STATED PROBLEM.
Return each line of the data below exactly, omitting any pictures.

STORED ROWS.
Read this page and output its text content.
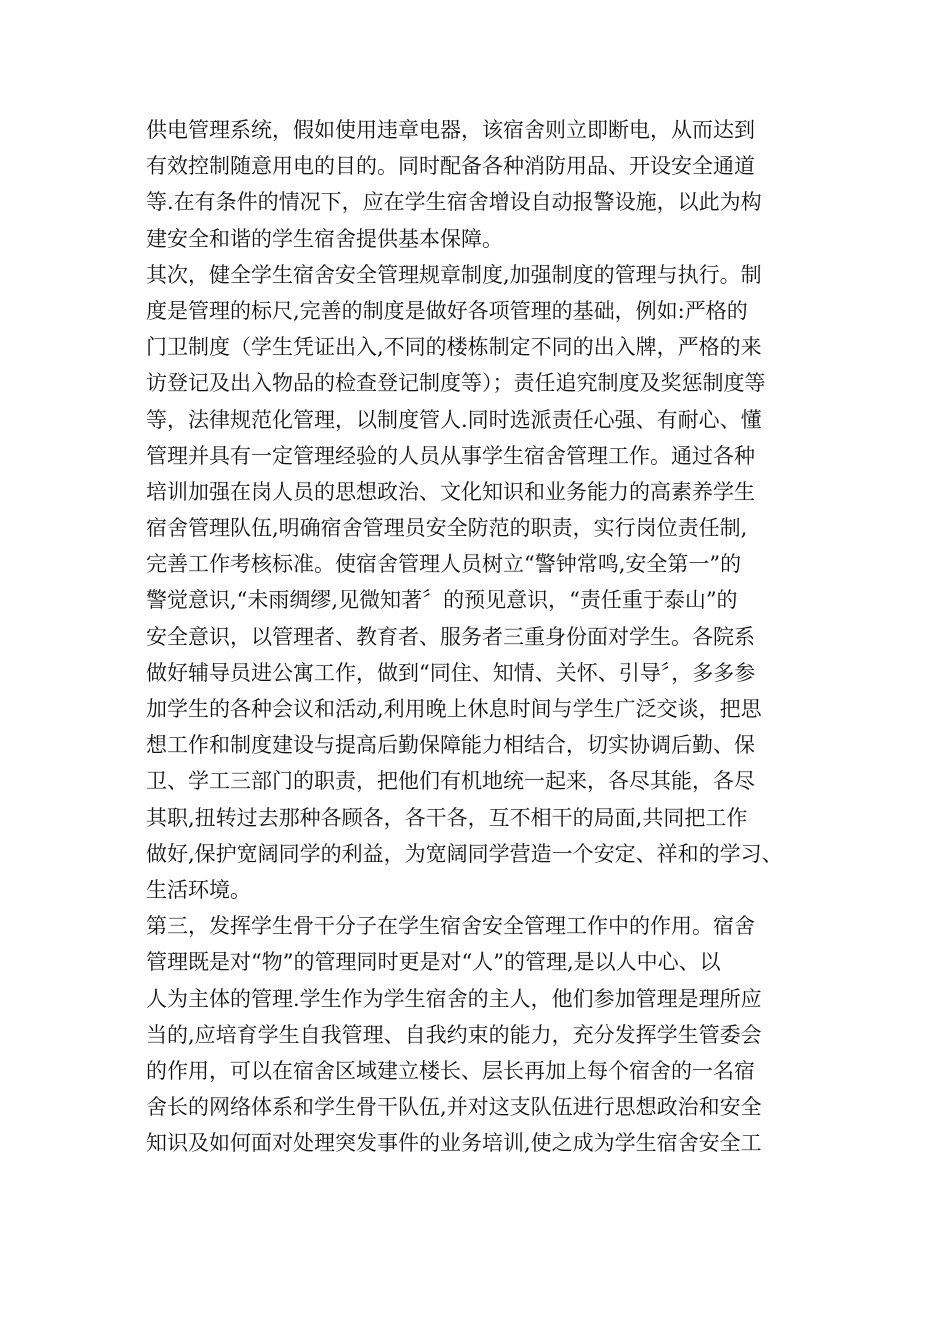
供电管理系统，假如使用违章电器，该宿舍则立即断电，从而达到
有效控制随意用电的目的。同时配备各种消防用品、开设安全通道
等.在有条件的情况下，应在学生宿舍增设自动报警设施，以此为构
建安全和谐的学生宿舍提供基本保障。
其次，健全学生宿舍安全管理规章制度,加强制度的管理与执行。制
度是管理的标尺,完善的制度是做好各项管理的基础，例如:严格的
门卫制度（学生凭证出入,不同的楼栋制定不同的出入牌，严格的来
访登记及出入物品的检查登记制度等）；责任追究制度及奖惩制度等
等，法律规范化管理，以制度管人.同时选派责任心强、有耐心、懂
管理并具有一定管理经验的人员从事学生宿舍管理工作。通过各种
培训加强在岗人员的思想政治、文化知识和业务能力的高素养学生
宿舍管理队伍,明确宿舍管理员安全防范的职责，实行岗位责任制,
完善工作考核标准。使宿舍管理人员树立“警钟常鸣,安全第一”的
警觉意识,“未雨绸缪,见微知著〞的预见意识，“责任重于泰山”的
安全意识，以管理者、教育者、服务者三重身份面对学生。各院系
做好辅导员进公寓工作，做到“同住、知情、关怀、引导〞，多多参
加学生的各种会议和活动,利用晚上休息时间与学生广泛交谈，把思
想工作和制度建设与提高后勤保障能力相结合，切实协调后勤、保
卫、学工三部门的职责，把他们有机地统一起来，各尽其能，各尽
其职,扭转过去那种各顾各，各干各，互不相干的局面,共同把工作
做好,保护宽阔同学的利益，为宽阔同学营造一个安定、祥和的学习、
生活环境。
第三，发挥学生骨干分子在学生宿舍安全管理工作中的作用。宿舍
管理既是对“物”的管理同时更是对“人”的管理,是以人中心、以
人为主体的管理.学生作为学生宿舍的主人，他们参加管理是理所应
当的,应培育学生自我管理、自我约束的能力，充分发挥学生管委会
的作用，可以在宿舍区域建立楼长、层长再加上每个宿舍的一名宿
舍长的网络体系和学生骨干队伍,并对这支队伍进行思想政治和安全
知识及如何面对处理突发事件的业务培训,使之成为学生宿舍安全工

RESULT.
Read this page and output its text content.
供电管理系统，假如使用违章电器，该宿舍则立即断电，从而达到
有效控制随意用电的目的。同时配备各种消防用品、开设安全通道
等.在有条件的情况下，应在学生宿舍增设自动报警设施，以此为构
建安全和谐的学生宿舍提供基本保障。
其次，健全学生宿舍安全管理规章制度,加强制度的管理与执行。制
度是管理的标尺,完善的制度是做好各项管理的基础，例如:严格的
门卫制度（学生凭证出入,不同的楼栋制定不同的出入牌，严格的来
访登记及出入物品的检查登记制度等）；责任追究制度及奖惩制度等
等，法律规范化管理，以制度管人.同时选派责任心强、有耐心、懂
管理并具有一定管理经验的人员从事学生宿舍管理工作。通过各种
培训加强在岗人员的思想政治、文化知识和业务能力的高素养学生
宿舍管理队伍,明确宿舍管理员安全防范的职责，实行岗位责任制,
完善工作考核标准。使宿舍管理人员树立“警钟常鸣,安全第一”的
警觉意识,“未雨绸缪,见微知著〞的预见意识，“责任重于泰山”的
安全意识，以管理者、教育者、服务者三重身份面对学生。各院系
做好辅导员进公寓工作，做到“同住、知情、关怀、引导〞，多多参
加学生的各种会议和活动,利用晚上休息时间与学生广泛交谈，把思
想工作和制度建设与提高后勤保障能力相结合，切实协调后勤、保
卫、学工三部门的职责，把他们有机地统一起来，各尽其能，各尽
其职,扭转过去那种各顾各，各干各，互不相干的局面,共同把工作
做好,保护宽阔同学的利益，为宽阔同学营造一个安定、祥和的学习、
生活环境。
第三，发挥学生骨干分子在学生宿舍安全管理工作中的作用。宿舍
管理既是对“物”的管理同时更是对“人”的管理,是以人中心、以
人为主体的管理.学生作为学生宿舍的主人，他们参加管理是理所应
当的,应培育学生自我管理、自我约束的能力，充分发挥学生管委会
的作用，可以在宿舍区域建立楼长、层长再加上每个宿舍的一名宿
舍长的网络体系和学生骨干队伍,并对这支队伍进行思想政治和安全
知识及如何面对处理突发事件的业务培训,使之成为学生宿舍安全工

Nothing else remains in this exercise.